-- start DATA IN THIS EXERCISE --

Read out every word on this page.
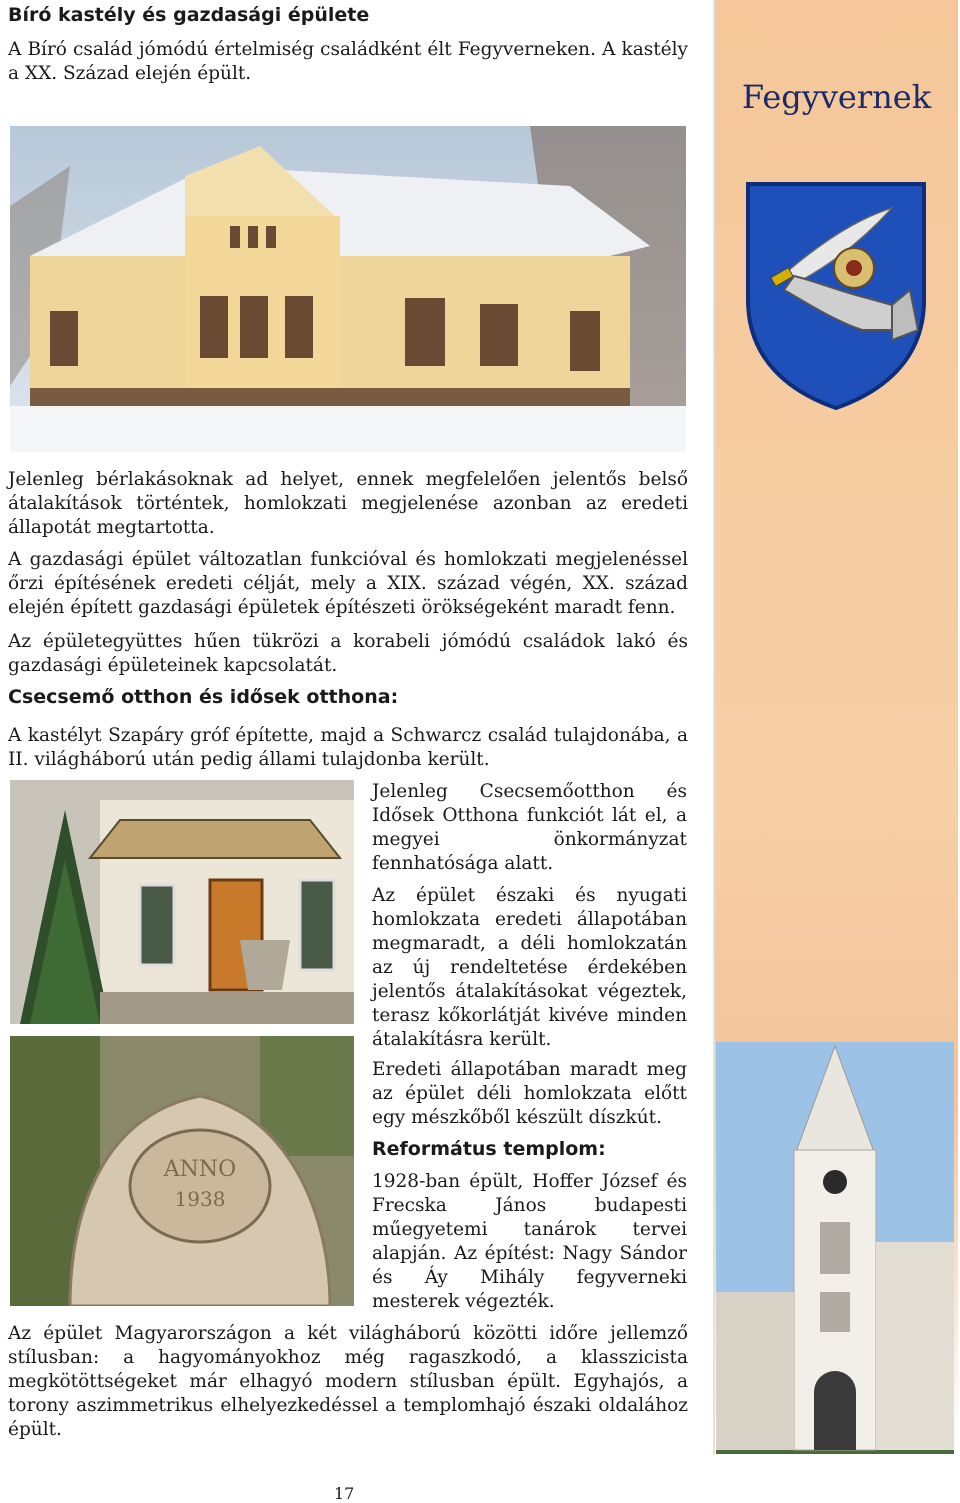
Fegyvernek
Bíró kastély és gazdasági épülete

A Bíró család jómódú értelmiség családként élt Fegyverneken. A kastély a XX. Század elején épült.

Jelenleg bérlakásoknak ad helyet, ennek megfelelően jelentős belső átalakítások történtek, homlokzati megjelenése azonban az eredeti állapotát megtartotta.

A gazdasági épület változatlan funkcióval és homlokzati megjelenéssel őrzi építésének eredeti célját, mely a XIX. század végén, XX. század elején épített gazdasági épületek építészeti örökségeként maradt fenn.

Az épületegyüttes hűen tükrözi a korabeli jómódú családok lakó és gazdasági épületeinek kapcsolatát.

Csecsemő otthon és idősek otthona:

A kastélyt Szapáry gróf építette, majd a Schwarcz család tulajdonába, a II. világháború után pedig állami tulajdonba került.

ANNO
1938

Jelenleg Csecsemőotthon és Idősek Otthona funkciót lát el, a megyei önkormányzat fennhatósága alatt.

Az épület északi és nyugati homlokzata eredeti állapotában megmaradt, a déli homlokzatán az új rendeltetése érdekében jelentős átalakításokat végeztek, terasz kőkorlátját kivéve minden átalakításra került.

Eredeti állapotában maradt meg az épület déli homlokzata előtt egy mészkőből készült díszkút.

Református templom:

1928-ban épült, Hoffer József és Frecska János budapesti műegyetemi tanárok tervei alapján. Az építést: Nagy Sándor és Áy Mihály fegyverneki mesterek végezték.

Az épület Magyarországon a két világháború közötti időre jellemző stílusban: a hagyományokhoz még ragaszkodó, a klasszicista megkötöttségeket már elhagyó modern stílusban épült. Egyhajós, a torony aszimmetrikus elhelyezkedéssel a templomhajó északi oldalához épült.

17
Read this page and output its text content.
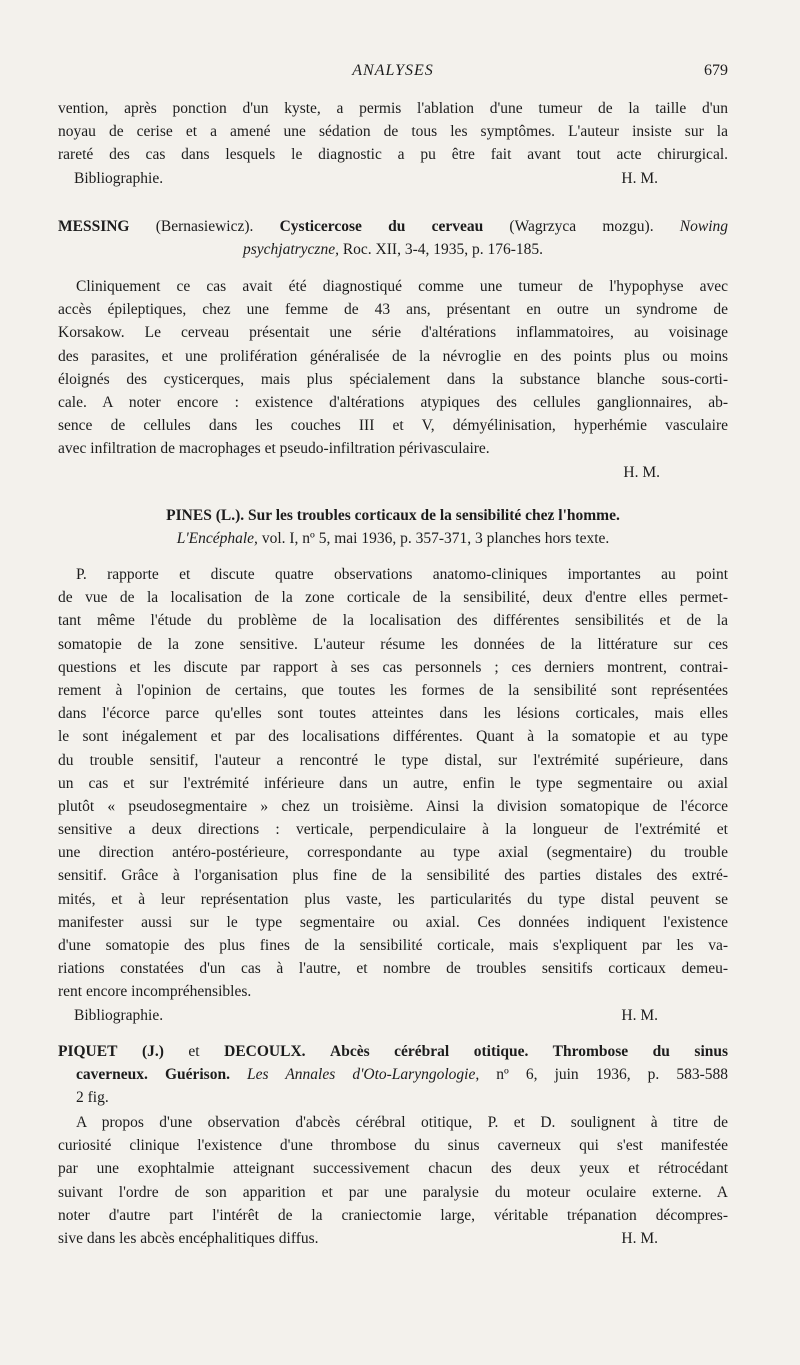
ANALYSES	679
vention, après ponction d'un kyste, a permis l'ablation d'une tumeur de la taille d'un
noyau de cerise et a amené une sédation de tous les symptômes. L'auteur insiste sur la
rareté des cas dans lesquels le diagnostic a pu être fait avant tout acte chirurgical.
Bibliographie.	H. M.
MESSING (Bernasiewicz). Cysticercose du cerveau (Wagrzyca mozgu). Nowing
psychjatryczne, Roc. XII, 3-4, 1935, p. 176-185.
Cliniquement ce cas avait été diagnostiqué comme une tumeur de l'hypophyse avec
accès épileptiques, chez une femme de 43 ans, présentant en outre un syndrome de
Korsakow. Le cerveau présentait une série d'altérations inflammatoires, au voisinage
des parasites, et une prolifération généralisée de la névroglie en des points plus ou moins
éloignés des cysticerques, mais plus spécialement dans la substance blanche sous-corti-
cale. A noter encore : existence d'altérations atypiques des cellules ganglionnaires, ab-
sence de cellules dans les couches III et V, démyélinisation, hyperhémie vasculaire
avec infiltration de macrophages et pseudo-infiltration périvasculaire.
H. M.
PINES (L.). Sur les troubles corticaux de la sensibilité chez l'homme.
L'Encéphale, vol. I, nº 5, mai 1936, p. 357-371, 3 planches hors texte.
P. rapporte et discute quatre observations anatomo-cliniques importantes au point
de vue de la localisation de la zone corticale de la sensibilité, deux d'entre elles permet-
tant même l'étude du problème de la localisation des différentes sensibilités et de la
somatopie de la zone sensitive. L'auteur résume les données de la littérature sur ces
questions et les discute par rapport à ses cas personnels ; ces derniers montrent, contrai-
rement à l'opinion de certains, que toutes les formes de la sensibilité sont représentées
dans l'écorce parce qu'elles sont toutes atteintes dans les lésions corticales, mais elles
le sont inégalement et par des localisations différentes. Quant à la somatopie et au type
du trouble sensitif, l'auteur a rencontré le type distal, sur l'extrémité supérieure, dans
un cas et sur l'extrémité inférieure dans un autre, enfin le type segmentaire ou axial
plutôt « pseudosegmentaire » chez un troisième. Ainsi la division somatopique de l'écorce
sensitive a deux directions : verticale, perpendiculaire à la longueur de l'extrémité et
une direction antéro-postérieure, correspondante au type axial (segmentaire) du trouble
sensitif. Grâce à l'organisation plus fine de la sensibilité des parties distales des extré-
mités, et à leur représentation plus vaste, les particularités du type distal peuvent se
manifester aussi sur le type segmentaire ou axial. Ces données indiquent l'existence
d'une somatopie des plus fines de la sensibilité corticale, mais s'expliquent par les va-
riations constatées d'un cas à l'autre, et nombre de troubles sensitifs corticaux demeu-
rent encore incompréhensibles.
Bibliographie.	H. M.
PIQUET (J.) et DECOULX. Abcès cérébral otitique. Thrombose du sinus
caverneux. Guérison. Les Annales d'Oto-Laryngologie, nº 6, juin 1936, p. 583-588
2 fig.
A propos d'une observation d'abcès cérébral otitique, P. et D. soulignent à titre de
curiosité clinique l'existence d'une thrombose du sinus caverneux qui s'est manifestée
par une exophtalmie atteignant successivement chacun des deux yeux et rétrocédant
suivant l'ordre de son apparition et par une paralysie du moteur oculaire externe. A
noter d'autre part l'intérêt de la craniectomie large, véritable trépanation décompres-
sive dans les abcès encéphalitiques diffus.	H. M.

-- end DATA IN THIS EXERCISE --

EXERCISE AIM: Copy out every line of the listing that contains the string "discute".

ANSWER TO THIS TASK:
P. rapporte et discute quatre observations anatomo-cliniques importantes au point
questions et les discute par rapport à ses cas personnels ; ces derniers montrent, contrai-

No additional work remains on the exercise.